Write the count of lines that contain the word "title" and nothing else.

[begin Material to process]

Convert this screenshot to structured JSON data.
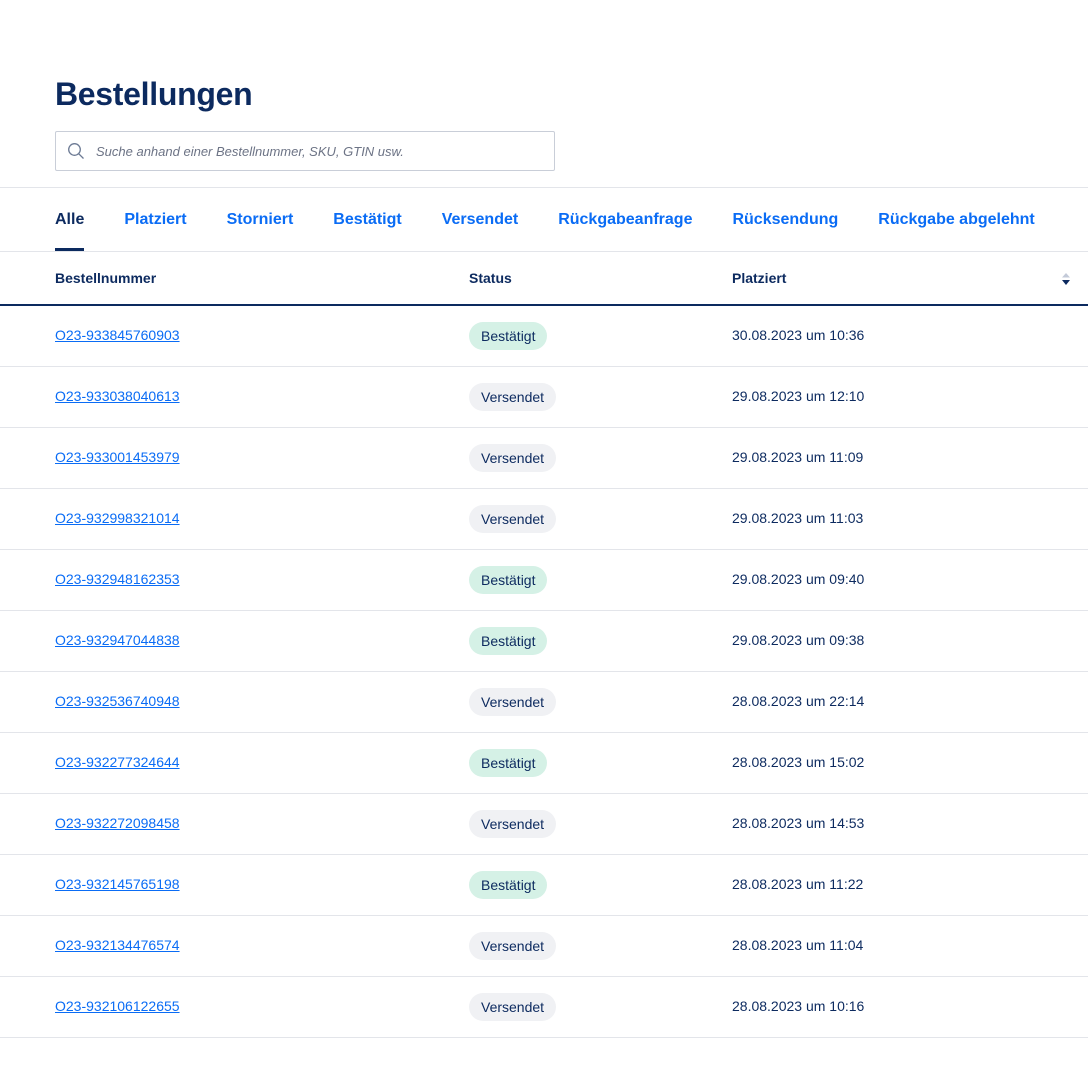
{
  "header": {
    "title": "Bestellungen"
  },
  "search": {
    "placeholder": "Suche anhand einer Bestellnummer, SKU, GTIN usw.",
    "value": ""
  },
  "tabs": [
    {
      "label": "Alle",
      "active": true
    },
    {
      "label": "Platziert"
    },
    {
      "label": "Storniert"
    },
    {
      "label": "Bestätigt"
    },
    {
      "label": "Versendet"
    },
    {
      "label": "Rückgabeanfrage"
    },
    {
      "label": "Rücksendung"
    },
    {
      "label": "Rückgabe abgelehnt"
    }
  ],
  "table": {
    "columns": [
      "Bestellnummer",
      "Status",
      "Platziert"
    ],
    "sort_icon": "sort-desc-icon",
    "status_colors": {
      "Bestätigt": "#d5f1e6",
      "Versendet": "#f0f1f4"
    },
    "rows": [
      {
        "order": "O23-933845760903",
        "status": "Bestätigt",
        "placed": "30.08.2023 um 10:36"
      },
      {
        "order": "O23-933038040613",
        "status": "Versendet",
        "placed": "29.08.2023 um 12:10"
      },
      {
        "order": "O23-933001453979",
        "status": "Versendet",
        "placed": "29.08.2023 um 11:09"
      },
      {
        "order": "O23-932998321014",
        "status": "Versendet",
        "placed": "29.08.2023 um 11:03"
      },
      {
        "order": "O23-932948162353",
        "status": "Bestätigt",
        "placed": "29.08.2023 um 09:40"
      },
      {
        "order": "O23-932947044838",
        "status": "Bestätigt",
        "placed": "29.08.2023 um 09:38"
      },
      {
        "order": "O23-932536740948",
        "status": "Versendet",
        "placed": "28.08.2023 um 22:14"
      },
      {
        "order": "O23-932277324644",
        "status": "Bestätigt",
        "placed": "28.08.2023 um 15:02"
      },
      {
        "order": "O23-932272098458",
        "status": "Versendet",
        "placed": "28.08.2023 um 14:53"
      },
      {
        "order": "O23-932145765198",
        "status": "Bestätigt",
        "placed": "28.08.2023 um 11:22"
      },
      {
        "order": "O23-932134476574",
        "status": "Versendet",
        "placed": "28.08.2023 um 11:04"
      },
      {
        "order": "O23-932106122655",
        "status": "Versendet",
        "placed": "28.08.2023 um 10:16"
      }
    ]
  }
}
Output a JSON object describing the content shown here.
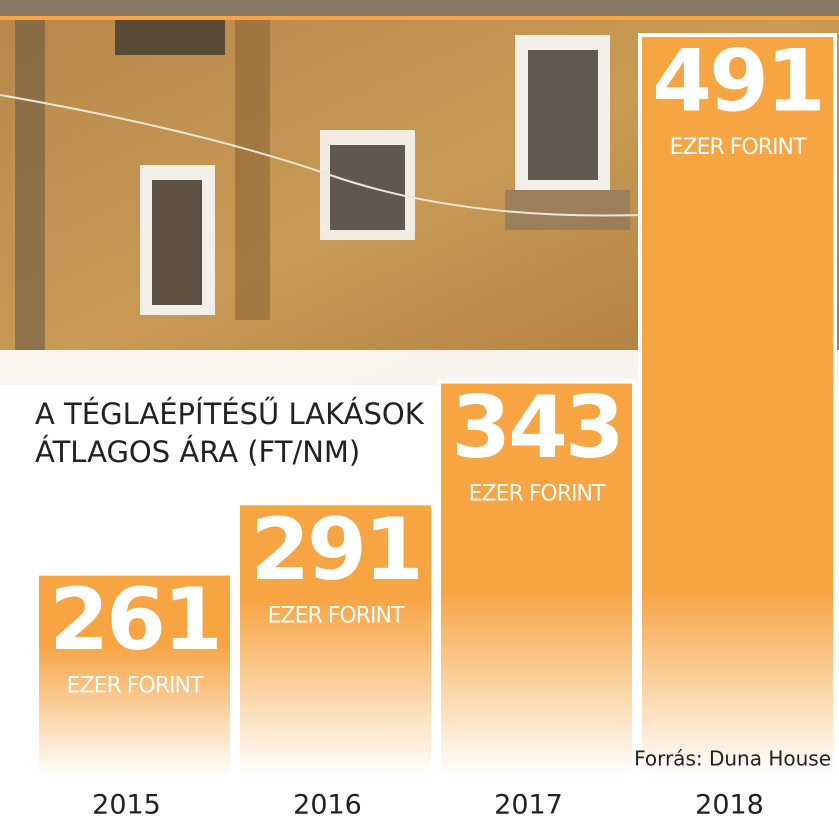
{
  "chart_data": {
    "type": "bar",
    "title": "A TÉGLAÉPÍTÉSŰ LAKÁSOK ÁTLAGOS ÁRA (FT/NM)",
    "categories": [
      "2015",
      "2016",
      "2017",
      "2018"
    ],
    "values": [
      261,
      291,
      343,
      491
    ],
    "unit": "EZER FORINT",
    "color": "#f7a443",
    "ylim": [
      175,
      491
    ],
    "source": "Forrás: Duna House"
  }
}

[end Material to process]

• **Exercise answer**: 2